Task to complete >> Produce the listing below again, exactly as shown.
::: Data :::
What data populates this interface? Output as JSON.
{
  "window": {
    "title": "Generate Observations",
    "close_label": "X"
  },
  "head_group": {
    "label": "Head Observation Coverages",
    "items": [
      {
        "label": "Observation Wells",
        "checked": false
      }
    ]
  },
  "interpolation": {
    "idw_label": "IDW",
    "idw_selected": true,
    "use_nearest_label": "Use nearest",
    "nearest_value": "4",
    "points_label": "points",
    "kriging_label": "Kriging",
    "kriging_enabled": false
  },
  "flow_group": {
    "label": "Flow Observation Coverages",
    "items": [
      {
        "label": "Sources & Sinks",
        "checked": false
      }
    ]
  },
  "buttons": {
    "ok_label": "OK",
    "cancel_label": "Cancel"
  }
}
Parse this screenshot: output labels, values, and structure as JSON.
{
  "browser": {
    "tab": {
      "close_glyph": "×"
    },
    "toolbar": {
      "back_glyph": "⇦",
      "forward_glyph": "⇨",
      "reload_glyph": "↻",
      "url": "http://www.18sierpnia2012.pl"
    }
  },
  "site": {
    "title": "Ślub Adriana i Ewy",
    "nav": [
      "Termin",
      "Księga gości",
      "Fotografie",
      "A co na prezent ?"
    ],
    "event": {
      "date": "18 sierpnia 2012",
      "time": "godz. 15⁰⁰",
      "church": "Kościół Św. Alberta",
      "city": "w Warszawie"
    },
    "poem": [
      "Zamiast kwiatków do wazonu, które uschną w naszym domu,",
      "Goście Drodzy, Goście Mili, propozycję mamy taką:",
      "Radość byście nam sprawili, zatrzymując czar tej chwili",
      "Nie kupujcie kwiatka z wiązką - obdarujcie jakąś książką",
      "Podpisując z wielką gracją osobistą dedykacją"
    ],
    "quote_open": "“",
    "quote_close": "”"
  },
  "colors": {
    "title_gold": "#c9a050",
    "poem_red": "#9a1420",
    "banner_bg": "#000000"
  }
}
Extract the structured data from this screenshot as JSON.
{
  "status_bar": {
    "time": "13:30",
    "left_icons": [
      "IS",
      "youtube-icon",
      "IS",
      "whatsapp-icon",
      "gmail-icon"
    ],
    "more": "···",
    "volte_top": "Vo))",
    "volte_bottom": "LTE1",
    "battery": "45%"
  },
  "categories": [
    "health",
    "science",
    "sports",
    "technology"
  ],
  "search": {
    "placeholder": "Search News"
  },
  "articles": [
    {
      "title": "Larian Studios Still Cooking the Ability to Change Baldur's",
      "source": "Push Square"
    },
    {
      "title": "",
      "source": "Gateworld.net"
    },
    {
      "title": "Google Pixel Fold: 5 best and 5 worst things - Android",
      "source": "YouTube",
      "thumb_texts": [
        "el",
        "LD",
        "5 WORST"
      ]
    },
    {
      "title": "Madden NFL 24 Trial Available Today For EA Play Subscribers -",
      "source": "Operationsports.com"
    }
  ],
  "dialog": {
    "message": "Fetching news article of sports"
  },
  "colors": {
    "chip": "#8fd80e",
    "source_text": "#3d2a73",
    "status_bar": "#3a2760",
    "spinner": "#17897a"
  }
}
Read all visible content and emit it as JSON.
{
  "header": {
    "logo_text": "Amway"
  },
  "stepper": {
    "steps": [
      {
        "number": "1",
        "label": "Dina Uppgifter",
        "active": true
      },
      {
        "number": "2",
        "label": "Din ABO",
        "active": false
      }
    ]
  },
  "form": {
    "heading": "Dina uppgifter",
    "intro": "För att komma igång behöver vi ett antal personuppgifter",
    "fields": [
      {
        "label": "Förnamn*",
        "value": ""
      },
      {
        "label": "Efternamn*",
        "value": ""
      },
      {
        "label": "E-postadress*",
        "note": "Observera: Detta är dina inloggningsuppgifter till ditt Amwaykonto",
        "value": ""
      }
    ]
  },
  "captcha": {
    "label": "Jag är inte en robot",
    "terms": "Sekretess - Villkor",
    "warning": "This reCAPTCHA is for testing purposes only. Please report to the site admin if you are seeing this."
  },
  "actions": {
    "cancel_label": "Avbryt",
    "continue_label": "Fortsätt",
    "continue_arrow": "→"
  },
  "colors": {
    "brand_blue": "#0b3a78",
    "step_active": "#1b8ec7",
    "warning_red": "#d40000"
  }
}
:::
Exercise output >>
What data populates this interface? Output as JSON.
{
  "window": {
    "title": "Generate Observations",
    "close_label": "X"
  },
  "head_group": {
    "label": "Head Observation Coverages",
    "items": [
      {
        "label": "Observation Wells",
        "checked": false
      }
    ]
  },
  "interpolation": {
    "idw_label": "IDW",
    "idw_selected": true,
    "use_nearest_label": "Use nearest",
    "nearest_value": "4",
    "points_label": "points",
    "kriging_label": "Kriging",
    "kriging_enabled": false
  },
  "flow_group": {
    "label": "Flow Observation Coverages",
    "items": [
      {
        "label": "Sources & Sinks",
        "checked": false
      }
    ]
  },
  "buttons": {
    "ok_label": "OK",
    "cancel_label": "Cancel"
  }
}
Parse this screenshot: output labels, values, and structure as JSON.
{
  "browser": {
    "tab": {
      "close_glyph": "×"
    },
    "toolbar": {
      "back_glyph": "⇦",
      "forward_glyph": "⇨",
      "reload_glyph": "↻",
      "url": "http://www.18sierpnia2012.pl"
    }
  },
  "site": {
    "title": "Ślub Adriana i Ewy",
    "nav": [
      "Termin",
      "Księga gości",
      "Fotografie",
      "A co na prezent ?"
    ],
    "event": {
      "date": "18 sierpnia 2012",
      "time": "godz. 15⁰⁰",
      "church": "Kościół Św. Alberta",
      "city": "w Warszawie"
    },
    "poem": [
      "Zamiast kwiatków do wazonu, które uschną w naszym domu,",
      "Goście Drodzy, Goście Mili, propozycję mamy taką:",
      "Radość byście nam sprawili, zatrzymując czar tej chwili",
      "Nie kupujcie kwiatka z wiązką - obdarujcie jakąś książką",
      "Podpisując z wielką gracją osobistą dedykacją"
    ],
    "quote_open": "“",
    "quote_close": "”"
  },
  "colors": {
    "title_gold": "#c9a050",
    "poem_red": "#9a1420",
    "banner_bg": "#000000"
  }
}
Extract the structured data from this screenshot as JSON.
{
  "status_bar": {
    "time": "13:30",
    "left_icons": [
      "IS",
      "youtube-icon",
      "IS",
      "whatsapp-icon",
      "gmail-icon"
    ],
    "more": "···",
    "volte_top": "Vo))",
    "volte_bottom": "LTE1",
    "battery": "45%"
  },
  "categories": [
    "health",
    "science",
    "sports",
    "technology"
  ],
  "search": {
    "placeholder": "Search News"
  },
  "articles": [
    {
      "title": "Larian Studios Still Cooking the Ability to Change Baldur's",
      "source": "Push Square"
    },
    {
      "title": "",
      "source": "Gateworld.net"
    },
    {
      "title": "Google Pixel Fold: 5 best and 5 worst things - Android",
      "source": "YouTube",
      "thumb_texts": [
        "el",
        "LD",
        "5 WORST"
      ]
    },
    {
      "title": "Madden NFL 24 Trial Available Today For EA Play Subscribers -",
      "source": "Operationsports.com"
    }
  ],
  "dialog": {
    "message": "Fetching news article of sports"
  },
  "colors": {
    "chip": "#8fd80e",
    "source_text": "#3d2a73",
    "status_bar": "#3a2760",
    "spinner": "#17897a"
  }
}
Read all visible content and emit it as JSON.
{
  "header": {
    "logo_text": "Amway"
  },
  "stepper": {
    "steps": [
      {
        "number": "1",
        "label": "Dina Uppgifter",
        "active": true
      },
      {
        "number": "2",
        "label": "Din ABO",
        "active": false
      }
    ]
  },
  "form": {
    "heading": "Dina uppgifter",
    "intro": "För att komma igång behöver vi ett antal personuppgifter",
    "fields": [
      {
        "label": "Förnamn*",
        "value": ""
      },
      {
        "label": "Efternamn*",
        "value": ""
      },
      {
        "label": "E-postadress*",
        "note": "Observera: Detta är dina inloggningsuppgifter till ditt Amwaykonto",
        "value": ""
      }
    ]
  },
  "captcha": {
    "label": "Jag är inte en robot",
    "terms": "Sekretess - Villkor",
    "warning": "This reCAPTCHA is for testing purposes only. Please report to the site admin if you are seeing this."
  },
  "actions": {
    "cancel_label": "Avbryt",
    "continue_label": "Fortsätt",
    "continue_arrow": "→"
  },
  "colors": {
    "brand_blue": "#0b3a78",
    "step_active": "#1b8ec7",
    "warning_red": "#d40000"
  }
}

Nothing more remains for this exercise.